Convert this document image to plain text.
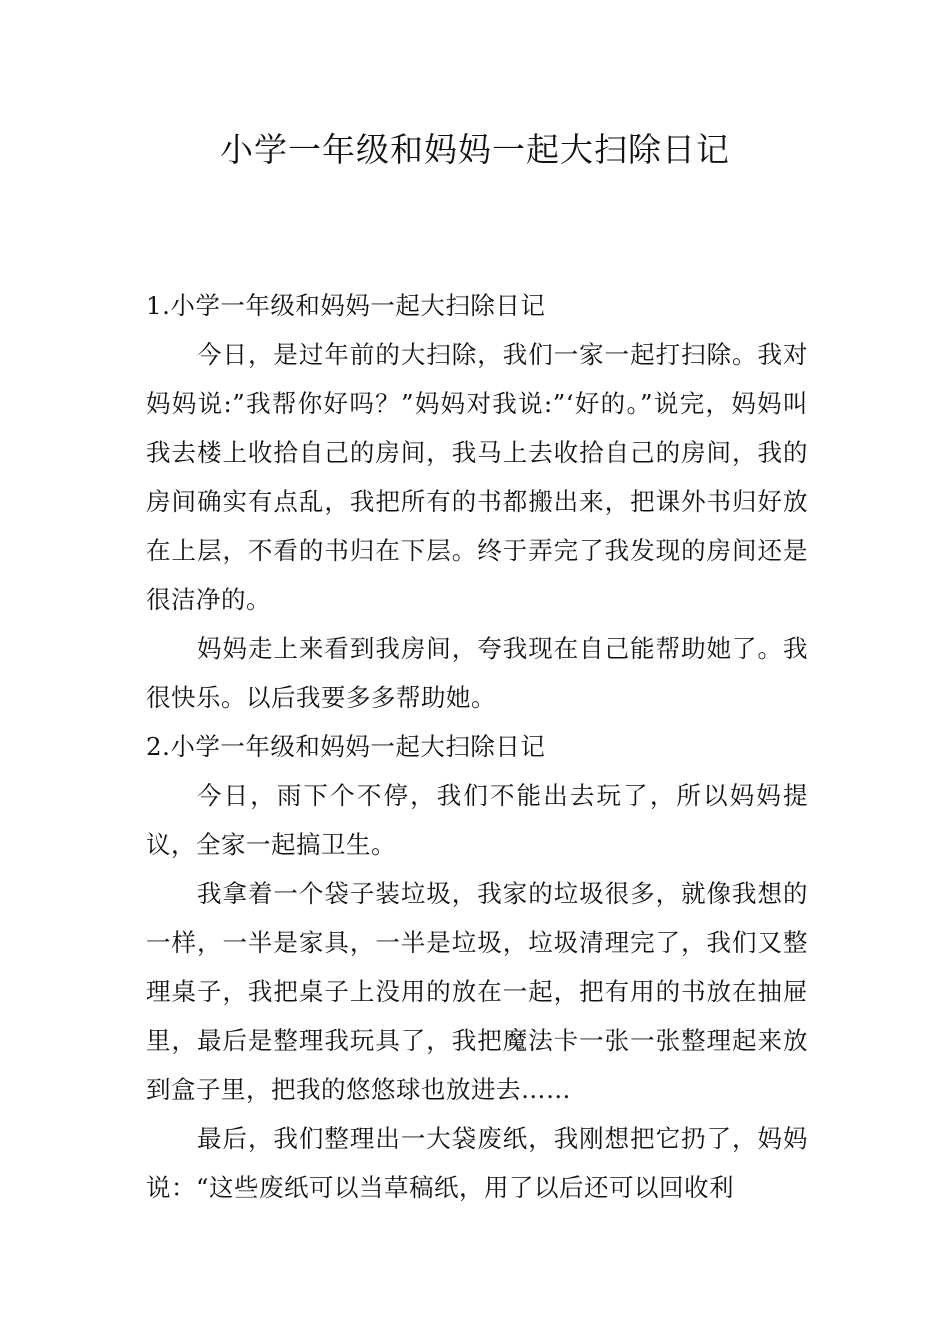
小学一年级和妈妈一起大扫除日记

1.小学一年级和妈妈一起大扫除日记

今日，是过年前的大扫除，我们一家一起打扫除。我对妈妈说:”我帮你好吗？”妈妈对我说:”‘好的。”说完，妈妈叫我去楼上收拾自己的房间，我马上去收拾自己的房间，我的房间确实有点乱，我把所有的书都搬出来，把课外书归好放在上层，不看的书归在下层。终于弄完了我发现的房间还是很洁净的。

妈妈走上来看到我房间，夸我现在自己能帮助她了。我很快乐。以后我要多多帮助她。

2.小学一年级和妈妈一起大扫除日记

今日，雨下个不停，我们不能出去玩了，所以妈妈提议，全家一起搞卫生。

我拿着一个袋子装垃圾，我家的垃圾很多，就像我想的一样，一半是家具，一半是垃圾，垃圾清理完了，我们又整理桌子，我把桌子上没用的放在一起，把有用的书放在抽屉里，最后是整理我玩具了，我把魔法卡一张一张整理起来放到盒子里，把我的悠悠球也放进去……

最后，我们整理出一大袋废纸，我刚想把它扔了，妈妈说：“这些废纸可以当草稿纸，用了以后还可以回收利
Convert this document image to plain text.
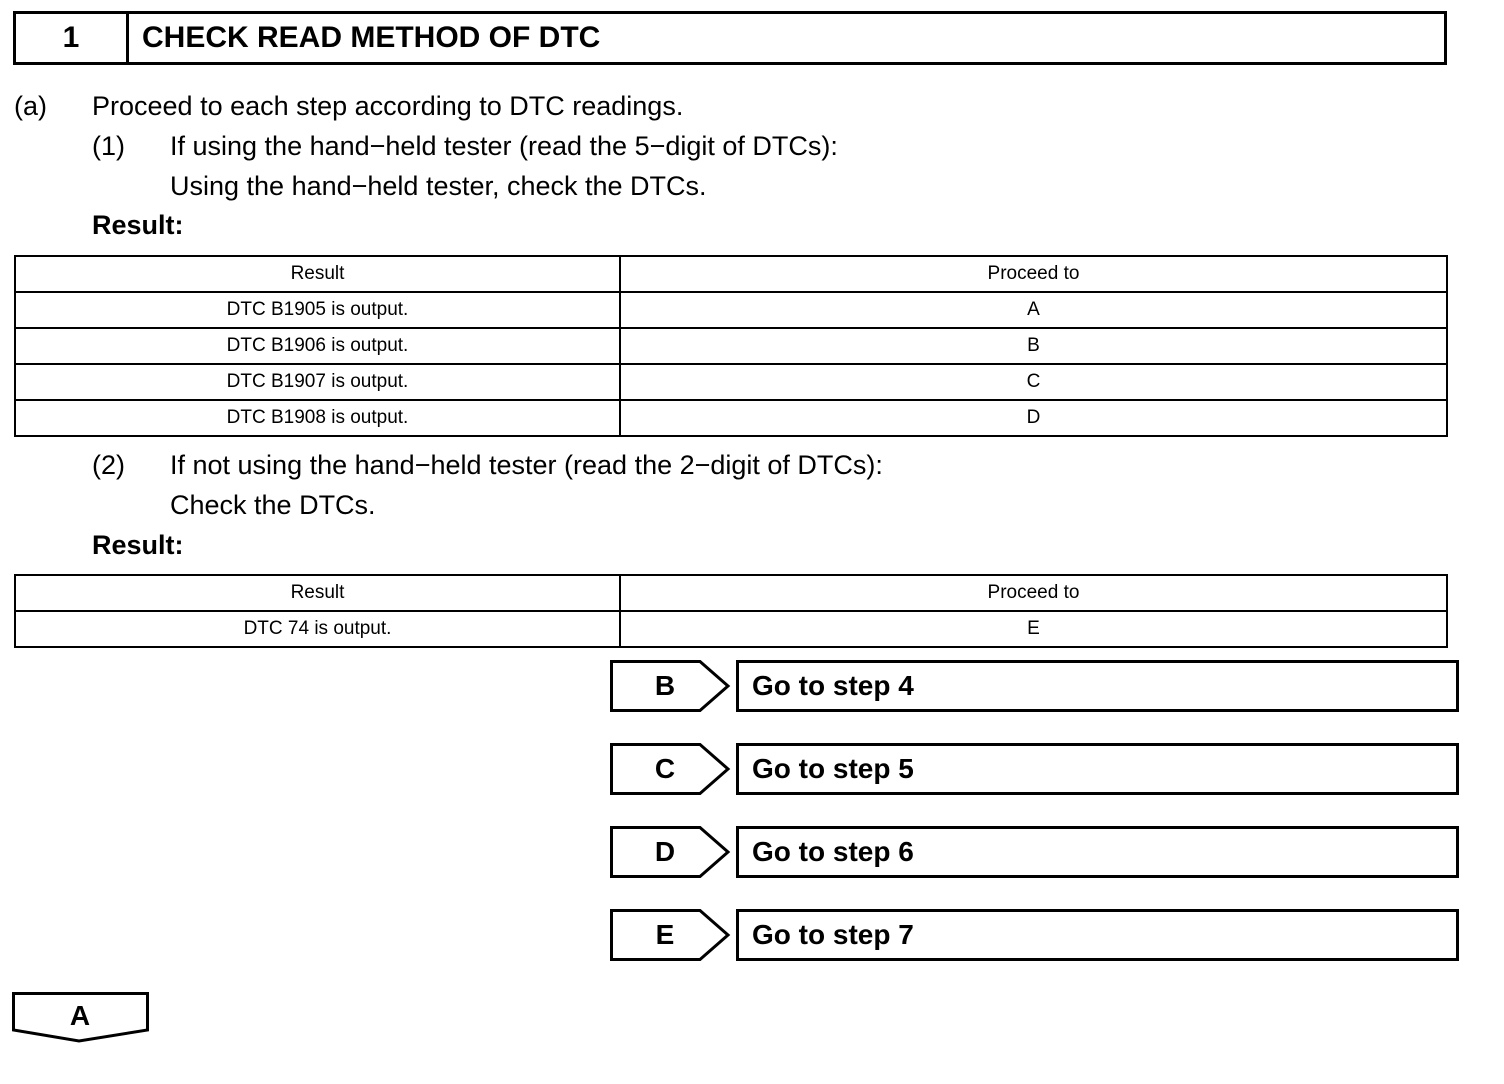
1	CHECK READ METHOD OF DTC
(a) Proceed to each step according to DTC readings.
(1) If using the hand−held tester (read the 5−digit of DTCs):
Using the hand−held tester, check the DTCs.
Result:
Result	Proceed to
DTC B1905 is output.	A
DTC B1906 is output.	B
DTC B1907 is output.	C
DTC B1908 is output.	D
(2) If not using the hand−held tester (read the 2−digit of DTCs):
Check the DTCs.
Result:
Result	Proceed to
DTC 74 is output.	E
B	Go to step 4
C	Go to step 5
D	Go to step 6
E	Go to step 7
A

--- --- ---

*Task requirements*: Your copy should hold every record word for word and none of the pictures.

*Full response*:
Convert this document image to plain text.
小学一年级和妈妈一起大扫除日记

1.小学一年级和妈妈一起大扫除日记

今日，是过年前的大扫除，我们一家一起打扫除。我对妈妈说:”我帮你好吗？”妈妈对我说:”‘好的。”说完，妈妈叫我去楼上收拾自己的房间，我马上去收拾自己的房间，我的房间确实有点乱，我把所有的书都搬出来，把课外书归好放在上层，不看的书归在下层。终于弄完了我发现的房间还是很洁净的。

妈妈走上来看到我房间，夸我现在自己能帮助她了。我很快乐。以后我要多多帮助她。

2.小学一年级和妈妈一起大扫除日记

今日，雨下个不停，我们不能出去玩了，所以妈妈提议，全家一起搞卫生。

我拿着一个袋子装垃圾，我家的垃圾很多，就像我想的一样，一半是家具，一半是垃圾，垃圾清理完了，我们又整理桌子，我把桌子上没用的放在一起，把有用的书放在抽屉里，最后是整理我玩具了，我把魔法卡一张一张整理起来放到盒子里，把我的悠悠球也放进去……

最后，我们整理出一大袋废纸，我刚想把它扔了，妈妈说：“这些废纸可以当草稿纸，用了以后还可以回收利
Convert this document image to plain text.
1	CHECK READ METHOD OF DTC
(a) Proceed to each step according to DTC readings.
(1) If using the hand−held tester (read the 5−digit of DTCs):
Using the hand−held tester, check the DTCs.
Result:
Result	Proceed to
DTC B1905 is output.	A
DTC B1906 is output.	B
DTC B1907 is output.	C
DTC B1908 is output.	D
(2) If not using the hand−held tester (read the 2−digit of DTCs):
Check the DTCs.
Result:
Result	Proceed to
DTC 74 is output.	E
B	Go to step 4
C	Go to step 5
D	Go to step 6
E	Go to step 7
A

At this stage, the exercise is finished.